## Study text
Without resorting user-defined characters, Cho-kanji 3 supports most of the characters of the world which have been available on printing machines as moveable type. They are as follows: JIS 1st level, and 2nd level (JIS X 0208), JIS auxiliary character support (JIS X 0212), JIS third/fourth level additions (JIS X 0213 announced in January, 2000.)

Cho-kanji 3 also includes Chinese characters used in Korean language (Hanja) and Hangul (KS X1001), Chinese simplified character set (GB 2312), traditional Chinese characters used in Taiwan and Hong Kong (CNS 11643), 6 points braille characters, 8 points braille characters, 50000 characters from the largest Kanji dictionary in Japan (Dai-Kanwa).

Kanjis not found in the Dai-Kanwa are also included: characters included in Unicode such as Latin characters, Arabic, Greek, Cyrillic, Armenian, Hebrew, Devanagari, Bengali, Tamil, Thai, Lao, Tibetan, Gurmukhi, Gujarati, Malayalam Georgian (in the Caucasus), Telugu, Kannada and others.

Cho-kanji 3, also, supports GT kanji set(apx. 68,000 characters) born from the project at the University of Tokyo sponsored by the Japan Society for the Promotion of Science. The latest and exhaustive study about Kanji reflects this large kanji set.

## Records provided
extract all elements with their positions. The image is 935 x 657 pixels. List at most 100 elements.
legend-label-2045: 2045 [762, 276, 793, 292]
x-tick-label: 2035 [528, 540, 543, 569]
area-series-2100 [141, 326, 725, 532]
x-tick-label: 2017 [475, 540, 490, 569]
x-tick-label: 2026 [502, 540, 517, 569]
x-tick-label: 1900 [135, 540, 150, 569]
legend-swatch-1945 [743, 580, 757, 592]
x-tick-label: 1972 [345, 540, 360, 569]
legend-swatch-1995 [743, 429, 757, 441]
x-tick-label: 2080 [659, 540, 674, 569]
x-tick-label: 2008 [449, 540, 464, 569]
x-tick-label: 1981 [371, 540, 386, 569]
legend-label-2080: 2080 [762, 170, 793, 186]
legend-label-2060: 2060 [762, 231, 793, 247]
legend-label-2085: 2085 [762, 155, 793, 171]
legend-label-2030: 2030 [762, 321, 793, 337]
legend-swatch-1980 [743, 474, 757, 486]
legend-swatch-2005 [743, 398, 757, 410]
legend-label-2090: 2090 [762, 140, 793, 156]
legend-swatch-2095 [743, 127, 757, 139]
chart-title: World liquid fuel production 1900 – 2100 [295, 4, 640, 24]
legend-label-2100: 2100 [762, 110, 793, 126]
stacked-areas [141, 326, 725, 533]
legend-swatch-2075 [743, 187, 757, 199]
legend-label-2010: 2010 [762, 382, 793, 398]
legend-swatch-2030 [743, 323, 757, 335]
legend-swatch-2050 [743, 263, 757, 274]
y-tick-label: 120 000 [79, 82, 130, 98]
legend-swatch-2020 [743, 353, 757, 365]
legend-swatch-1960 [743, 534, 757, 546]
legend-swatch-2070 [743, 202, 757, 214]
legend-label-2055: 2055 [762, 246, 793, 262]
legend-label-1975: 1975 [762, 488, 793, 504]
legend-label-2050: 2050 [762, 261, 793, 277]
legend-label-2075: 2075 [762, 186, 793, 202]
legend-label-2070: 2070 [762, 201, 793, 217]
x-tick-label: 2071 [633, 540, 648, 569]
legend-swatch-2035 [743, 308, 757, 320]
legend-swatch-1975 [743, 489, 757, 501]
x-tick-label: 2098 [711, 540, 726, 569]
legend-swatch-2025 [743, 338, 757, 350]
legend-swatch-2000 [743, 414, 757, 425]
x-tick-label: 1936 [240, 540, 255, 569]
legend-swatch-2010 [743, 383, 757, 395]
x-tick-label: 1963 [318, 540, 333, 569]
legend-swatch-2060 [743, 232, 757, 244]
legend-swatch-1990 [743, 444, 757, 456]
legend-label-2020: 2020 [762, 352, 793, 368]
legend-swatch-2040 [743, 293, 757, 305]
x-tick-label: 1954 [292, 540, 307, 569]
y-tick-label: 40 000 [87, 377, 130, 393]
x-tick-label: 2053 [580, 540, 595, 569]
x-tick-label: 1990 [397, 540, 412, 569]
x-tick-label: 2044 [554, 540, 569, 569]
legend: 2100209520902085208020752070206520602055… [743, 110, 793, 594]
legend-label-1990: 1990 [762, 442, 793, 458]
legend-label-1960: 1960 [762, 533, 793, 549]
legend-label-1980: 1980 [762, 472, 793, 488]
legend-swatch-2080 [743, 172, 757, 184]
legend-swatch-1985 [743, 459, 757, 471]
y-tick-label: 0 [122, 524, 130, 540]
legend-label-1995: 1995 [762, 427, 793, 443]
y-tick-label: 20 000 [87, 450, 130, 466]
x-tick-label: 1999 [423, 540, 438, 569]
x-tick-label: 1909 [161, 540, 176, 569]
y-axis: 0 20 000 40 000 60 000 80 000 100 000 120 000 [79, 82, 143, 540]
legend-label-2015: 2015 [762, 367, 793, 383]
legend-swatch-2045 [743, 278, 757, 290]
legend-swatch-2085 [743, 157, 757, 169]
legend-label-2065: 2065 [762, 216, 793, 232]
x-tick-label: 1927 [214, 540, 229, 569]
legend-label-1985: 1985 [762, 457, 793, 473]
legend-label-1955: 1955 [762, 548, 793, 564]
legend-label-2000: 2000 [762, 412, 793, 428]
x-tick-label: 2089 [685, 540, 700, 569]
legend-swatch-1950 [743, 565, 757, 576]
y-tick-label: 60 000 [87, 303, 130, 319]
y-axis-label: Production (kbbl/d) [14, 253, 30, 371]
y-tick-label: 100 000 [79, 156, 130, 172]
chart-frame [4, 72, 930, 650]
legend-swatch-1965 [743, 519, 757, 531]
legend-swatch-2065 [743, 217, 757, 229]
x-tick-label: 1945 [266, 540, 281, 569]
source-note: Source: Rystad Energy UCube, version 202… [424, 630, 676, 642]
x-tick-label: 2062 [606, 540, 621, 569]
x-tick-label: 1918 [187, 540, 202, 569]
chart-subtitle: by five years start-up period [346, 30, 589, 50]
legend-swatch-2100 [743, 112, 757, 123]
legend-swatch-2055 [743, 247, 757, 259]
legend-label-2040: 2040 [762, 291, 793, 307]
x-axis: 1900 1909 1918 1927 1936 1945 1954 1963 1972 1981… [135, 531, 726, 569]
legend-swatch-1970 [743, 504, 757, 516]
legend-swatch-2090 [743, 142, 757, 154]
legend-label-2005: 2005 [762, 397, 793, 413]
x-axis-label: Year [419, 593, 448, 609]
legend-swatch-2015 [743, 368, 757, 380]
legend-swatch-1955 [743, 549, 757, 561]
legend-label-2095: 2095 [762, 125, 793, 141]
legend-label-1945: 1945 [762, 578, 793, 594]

## Problem
Using the Cho-kanji 3 text, decide whether each statement agrees with it, and back each yes or no with the deciding words quoted from the text. (a) Cho-kanji 3 includes 6-point braille characters but not 8-point ones. (b) The GT kanji set came out of a project at the University of Tokyo. (c) JIS X 0213 was announced in January 2000.

## Answer
(a) No: "6 points braille characters, 8 points braille characters"
(b) Yes: "born from the project at the University of Tokyo"
(c) Yes: "JIS X 0213 announced in January, 2000."